Bounding box annotations:
══════════

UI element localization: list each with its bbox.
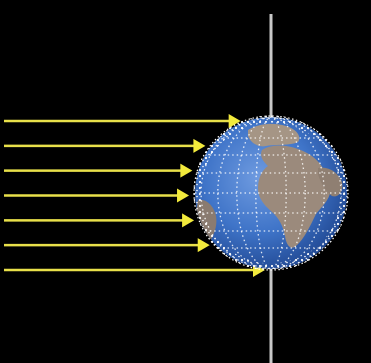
longitude-lines — [200, 117, 342, 269]
sun-ray-arrowhead — [228, 114, 241, 128]
globe-icon — [193, 115, 349, 271]
earth-outline — [193, 115, 349, 271]
earth-land-africa — [258, 145, 331, 248]
arrow-right-icon — [4, 188, 190, 203]
arrow-right-icon — [4, 238, 210, 253]
earth-land-europe — [248, 123, 300, 147]
sun-ray-arrowhead — [193, 138, 206, 153]
longitude-line — [255, 117, 287, 269]
earth-land-arabia — [318, 167, 343, 197]
sun-ray-arrowhead — [197, 238, 210, 253]
earth-rim — [193, 115, 349, 271]
arrow-right-icon — [4, 213, 195, 228]
arrow-right-icon — [4, 114, 241, 128]
longitude-line — [236, 117, 306, 269]
longitude-line — [217, 117, 325, 269]
sun-ray-arrowhead — [177, 188, 190, 203]
sun-rays — [4, 114, 265, 277]
sun-ray-arrowhead — [182, 213, 195, 228]
latitude-lines — [195, 137, 347, 249]
arrow-right-icon — [4, 138, 206, 153]
sun-ray-arrowhead — [180, 163, 193, 178]
arrow-right-icon — [4, 163, 193, 178]
longitude-line — [200, 117, 342, 269]
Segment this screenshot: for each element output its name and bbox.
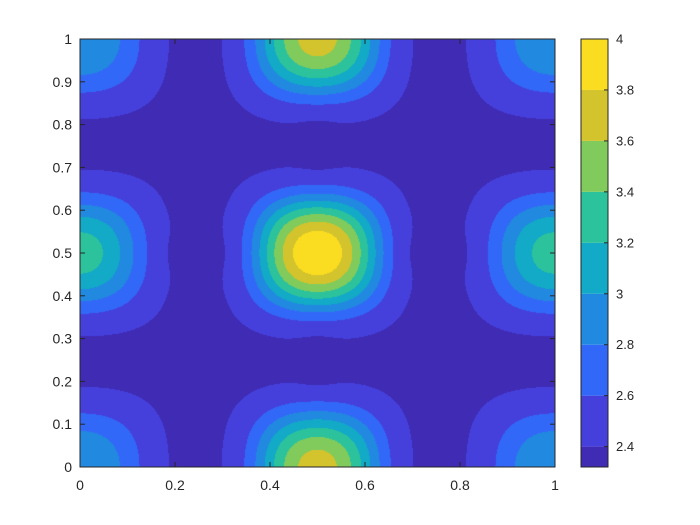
colorbar-band — [581, 344, 608, 396]
y-tick-label: 0.6 — [53, 202, 73, 218]
colorbar-frame — [580, 38, 609, 468]
colorbar-tick-label: 3.4 — [616, 184, 634, 199]
colorbar-tick-label: 3 — [616, 286, 623, 301]
x-axis-ticks: 0 0.2 0.4 0.6 0.8 1 — [76, 39, 559, 493]
colorbar-band — [581, 242, 608, 294]
y-tick-label: 0.3 — [53, 331, 73, 347]
y-tick-label: 0.8 — [53, 117, 73, 133]
colorbar-tick-label: 3.6 — [616, 133, 634, 148]
x-tick-label: 0.2 — [165, 477, 185, 493]
y-tick-label: 0.5 — [53, 245, 73, 261]
colorbar-tick-label: 3.8 — [616, 82, 634, 97]
x-tick-label: 0.6 — [355, 477, 375, 493]
y-tick-label: 0.9 — [53, 74, 73, 90]
y-tick-label: 1 — [64, 31, 72, 47]
x-tick-label: 1 — [551, 477, 559, 493]
x-tick-label: 0.8 — [450, 477, 470, 493]
colorbar-band — [581, 395, 608, 447]
colorbar-band — [581, 446, 608, 467]
y-tick-label: 0.2 — [53, 373, 73, 389]
colorbar-tick-label: 3.2 — [616, 235, 634, 250]
colorbar-band — [581, 293, 608, 345]
colorbar: 2.4 2.6 2.8 3 3.2 3.4 3.6 3.8 4 — [580, 32, 634, 468]
colorbar-band — [581, 140, 608, 192]
y-tick-label: 0 — [64, 459, 72, 475]
colorbar-tick-label: 2.4 — [616, 439, 634, 454]
colorbar-band — [581, 89, 608, 141]
y-tick-label: 0.4 — [53, 288, 73, 304]
contour-field-image — [80, 39, 555, 467]
y-axis-ticks: 0 0.1 0.2 0.3 0.4 0.5 0.6 0.7 0.8 0.9 1 — [53, 31, 555, 475]
colorbar-tick-label: 2.6 — [616, 388, 634, 403]
contour-plot-area — [80, 39, 555, 467]
x-tick-label: 0.4 — [260, 477, 280, 493]
colorbar-band — [581, 191, 608, 243]
colorbar-tick-label: 2.8 — [616, 337, 634, 352]
y-tick-label: 0.7 — [53, 159, 73, 175]
colorbar-band — [581, 39, 608, 90]
x-tick-label: 0 — [76, 477, 84, 493]
colorbar-tick-label: 4 — [616, 32, 623, 47]
y-tick-label: 0.1 — [53, 416, 73, 432]
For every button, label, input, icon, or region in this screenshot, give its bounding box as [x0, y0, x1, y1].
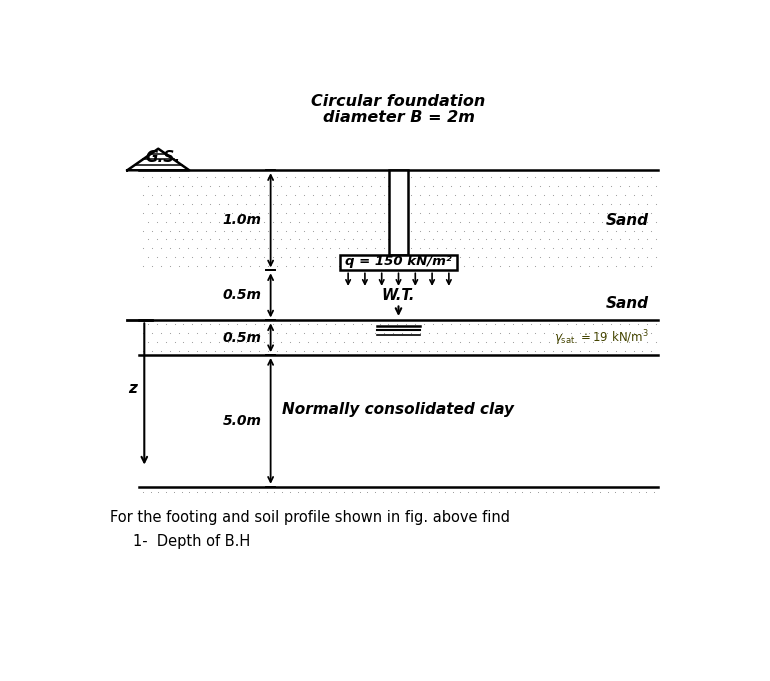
Text: G.S.: G.S.	[145, 150, 180, 165]
Text: 1.0m: 1.0m	[223, 213, 261, 227]
Text: Normally consolidated clay: Normally consolidated clay	[283, 402, 514, 417]
Text: Sand: Sand	[606, 213, 649, 228]
Text: 1-  Depth of B.H: 1- Depth of B.H	[133, 535, 251, 550]
Text: 0.5m: 0.5m	[223, 288, 261, 302]
Text: Circular foundation: Circular foundation	[311, 94, 486, 109]
Text: For the footing and soil profile shown in fig. above find: For the footing and soil profile shown i…	[110, 510, 511, 525]
Text: q = 150 kN/m²: q = 150 kN/m²	[345, 255, 452, 268]
Text: z: z	[129, 381, 137, 396]
Text: Sand: Sand	[606, 296, 649, 311]
Bar	[340, 255, 457, 270]
Text: 0.5m: 0.5m	[223, 331, 261, 345]
Bar	[389, 170, 408, 255]
Text: W.T.: W.T.	[382, 289, 415, 304]
Text: 5.0m: 5.0m	[223, 414, 261, 428]
Text: diameter B = 2m: diameter B = 2m	[323, 110, 474, 125]
Text: $\gamma_{\rm sat.}$$\doteq$$19\ \rm kN/m^3$: $\gamma_{\rm sat.}$$\doteq$$19\ \rm kN/m…	[554, 329, 649, 348]
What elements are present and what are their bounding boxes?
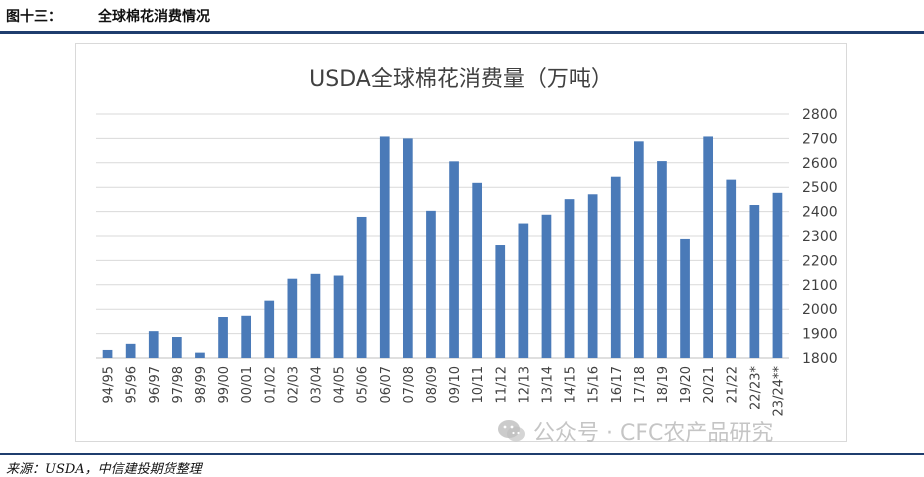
bar-18/19 (657, 161, 667, 358)
bar-05/06 (356, 216, 367, 358)
x-tick-label: 99/00 (217, 366, 232, 403)
x-tick-label: 14/15 (564, 366, 579, 403)
x-tick-label: 15/16 (587, 366, 602, 403)
bar-04/05 (333, 275, 344, 358)
y-tick-label: 2700 (802, 131, 838, 147)
y-tick-label: 2600 (802, 156, 838, 172)
y-tick-label: 2300 (802, 229, 838, 245)
chart-frame: USDA全球棉花消费量（万吨） 1800 1900 2000 2100 2200 2300… (75, 43, 847, 442)
bar-20/21 (703, 136, 714, 358)
bar-22/23* (749, 205, 760, 358)
y-tick-label: 2100 (802, 278, 838, 294)
bar-99/00 (218, 317, 228, 358)
x-tick-label: 07/08 (402, 366, 417, 403)
x-tick-label: 04/05 (333, 366, 348, 403)
x-tick-label: 08/09 (425, 366, 440, 403)
bar-21/22 (726, 179, 737, 358)
x-tick-label: 21/22 (725, 366, 740, 403)
bar-02/03 (287, 278, 298, 358)
x-tick-label: 02/03 (286, 366, 301, 403)
bar-19/20 (680, 238, 690, 358)
x-tick-label: 06/07 (379, 366, 394, 403)
bar-96/97 (148, 331, 159, 358)
x-tick-label: 13/14 (540, 366, 555, 403)
bar-07/08 (402, 138, 413, 358)
x-tick-label: 10/11 (471, 366, 486, 403)
bar-00/01 (241, 315, 252, 358)
watermark: 公众号 · CFC农产品研究 (497, 414, 773, 448)
y-tick-label: 2000 (802, 302, 838, 318)
header-rule (0, 31, 924, 34)
watermark-text: 公众号 · CFC农产品研究 (533, 421, 774, 446)
bar-08/09 (426, 210, 436, 358)
x-tick-label: 11/12 (494, 366, 509, 403)
bar-17/18 (633, 141, 644, 358)
y-tick-label: 2800 (802, 107, 838, 123)
wechat-icon (498, 420, 525, 442)
x-tick-label: 19/20 (679, 366, 694, 403)
bar-12/13 (518, 223, 529, 358)
bar-15/16 (587, 194, 598, 358)
figure-title: 全球棉花消费情况 (98, 9, 210, 25)
y-tick-label: 2400 (802, 205, 838, 221)
chart-title: USDA全球棉花消费量（万吨） (309, 67, 613, 92)
bar-01/02 (264, 300, 275, 358)
x-tick-label: 23/24** (771, 366, 786, 417)
y-tick-label: 2200 (802, 253, 838, 269)
bar-97/98 (171, 337, 182, 358)
bar-16/17 (610, 176, 621, 358)
bar-chart: USDA全球棉花消费量（万吨） 1800 1900 2000 2100 2200 2300… (96, 67, 838, 417)
x-tick-label: 09/10 (448, 366, 463, 403)
x-tick-label: 98/99 (194, 366, 209, 403)
bar-94/95 (102, 349, 113, 358)
x-tick-label: 95/96 (125, 366, 140, 403)
bar-03/04 (310, 273, 321, 358)
bar-10/11 (472, 182, 483, 358)
x-tick-label: 16/17 (610, 366, 625, 403)
x-tick-label: 05/06 (356, 366, 371, 403)
x-tick-label: 18/19 (656, 366, 671, 403)
bar-09/10 (449, 161, 459, 358)
bar-95/96 (125, 343, 136, 358)
x-tick-label: 97/98 (171, 366, 186, 403)
bar-23/24** (772, 192, 783, 358)
x-tick-label: 94/95 (102, 366, 117, 403)
bar-14/15 (564, 199, 575, 358)
figure-header: 图十三： 全球棉花消费情况 (6, 6, 918, 28)
y-tick-label: 1800 (802, 351, 838, 367)
x-tick-label: 03/04 (309, 366, 324, 403)
x-tick-label: 12/13 (517, 366, 532, 403)
y-tick-label: 1900 (802, 327, 838, 343)
x-tick-label: 17/18 (633, 366, 648, 403)
y-tick-label: 2500 (802, 180, 838, 196)
footer-rule (0, 453, 924, 455)
bar-13/14 (541, 214, 552, 358)
bar-98/99 (195, 352, 205, 358)
figure-label: 图十三： (6, 9, 62, 25)
bar-11/12 (495, 245, 506, 358)
bar-06/07 (379, 136, 390, 358)
x-tick-label: 00/01 (240, 366, 255, 403)
source-note: 来源：USDA，中信建投期货整理 (6, 462, 202, 477)
x-tick-label: 22/23* (748, 366, 763, 410)
x-tick-label: 96/97 (148, 366, 163, 403)
x-tick-label: 20/21 (702, 366, 717, 403)
x-tick-label: 01/02 (263, 366, 278, 403)
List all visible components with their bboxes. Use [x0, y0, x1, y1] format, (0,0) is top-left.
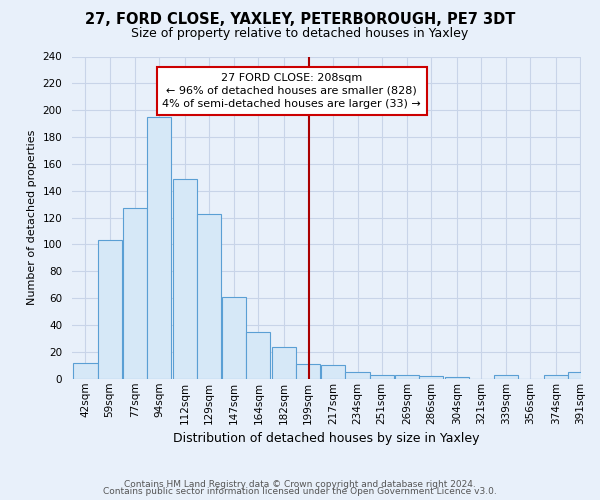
- Text: 27, FORD CLOSE, YAXLEY, PETERBOROUGH, PE7 3DT: 27, FORD CLOSE, YAXLEY, PETERBOROUGH, PE…: [85, 12, 515, 28]
- Bar: [246, 332, 271, 379]
- Bar: [272, 346, 296, 379]
- Bar: [296, 364, 320, 379]
- Bar: [419, 376, 443, 379]
- Bar: [445, 378, 469, 379]
- Bar: [346, 372, 370, 379]
- Bar: [494, 374, 518, 379]
- Bar: [395, 374, 419, 379]
- Bar: [173, 178, 197, 379]
- Bar: [322, 366, 346, 379]
- Text: 27 FORD CLOSE: 208sqm
← 96% of detached houses are smaller (828)
4% of semi-deta: 27 FORD CLOSE: 208sqm ← 96% of detached …: [162, 72, 421, 109]
- Bar: [197, 214, 221, 379]
- Bar: [73, 362, 98, 379]
- Text: Contains public sector information licensed under the Open Government Licence v3: Contains public sector information licen…: [103, 487, 497, 496]
- X-axis label: Distribution of detached houses by size in Yaxley: Distribution of detached houses by size …: [173, 432, 479, 445]
- Bar: [147, 117, 171, 379]
- Bar: [568, 372, 592, 379]
- Bar: [222, 297, 246, 379]
- Bar: [370, 374, 394, 379]
- Bar: [544, 374, 568, 379]
- Bar: [123, 208, 147, 379]
- Y-axis label: Number of detached properties: Number of detached properties: [27, 130, 37, 306]
- Bar: [98, 240, 122, 379]
- Text: Size of property relative to detached houses in Yaxley: Size of property relative to detached ho…: [131, 28, 469, 40]
- Text: Contains HM Land Registry data © Crown copyright and database right 2024.: Contains HM Land Registry data © Crown c…: [124, 480, 476, 489]
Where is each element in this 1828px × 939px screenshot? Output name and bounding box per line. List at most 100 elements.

══════════

* WHAT NEEDS TO BE DONE
In the lines starting at "bar-18/19 (657, 161, 667, 358)" and ending at "bar-96/97 (148, 331, 159, 358)", change every "x-tick-label" to "x-axis tick" and leave everything else as it is. Give back only those lines.

* RESPONSE TO THE TASK
bar-18/19 (657, 161, 667, 358)
bar-05/06 (356, 216, 367, 358)
x-axis tick: 99/00 (217, 366, 232, 403)
x-axis tick: 14/15 (564, 366, 579, 403)
x-axis tick: 15/16 (587, 366, 602, 403)
bar-04/05 (333, 275, 344, 358)
y-tick-label: 2700 (802, 131, 838, 147)
y-tick-label: 2600 (802, 156, 838, 172)
y-tick-label: 2300 (802, 229, 838, 245)
chart-frame: USDA全球棉花消费量（万吨） 1800 1900 2000 2100 2200 2300… (75, 43, 847, 442)
bar-20/21 (703, 136, 714, 358)
bar-22/23* (749, 205, 760, 358)
y-tick-label: 2100 (802, 278, 838, 294)
bar-99/00 (218, 317, 228, 358)
x-axis tick: 07/08 (402, 366, 417, 403)
x-axis tick: 04/05 (333, 366, 348, 403)
x-axis tick: 08/09 (425, 366, 440, 403)
bar-21/22 (726, 179, 737, 358)
x-axis tick: 21/22 (725, 366, 740, 403)
bar-02/03 (287, 278, 298, 358)
x-axis tick: 02/03 (286, 366, 301, 403)
bar-19/20 (680, 238, 690, 358)
x-axis tick: 06/07 (379, 366, 394, 403)
bar-96/97 (148, 331, 159, 358)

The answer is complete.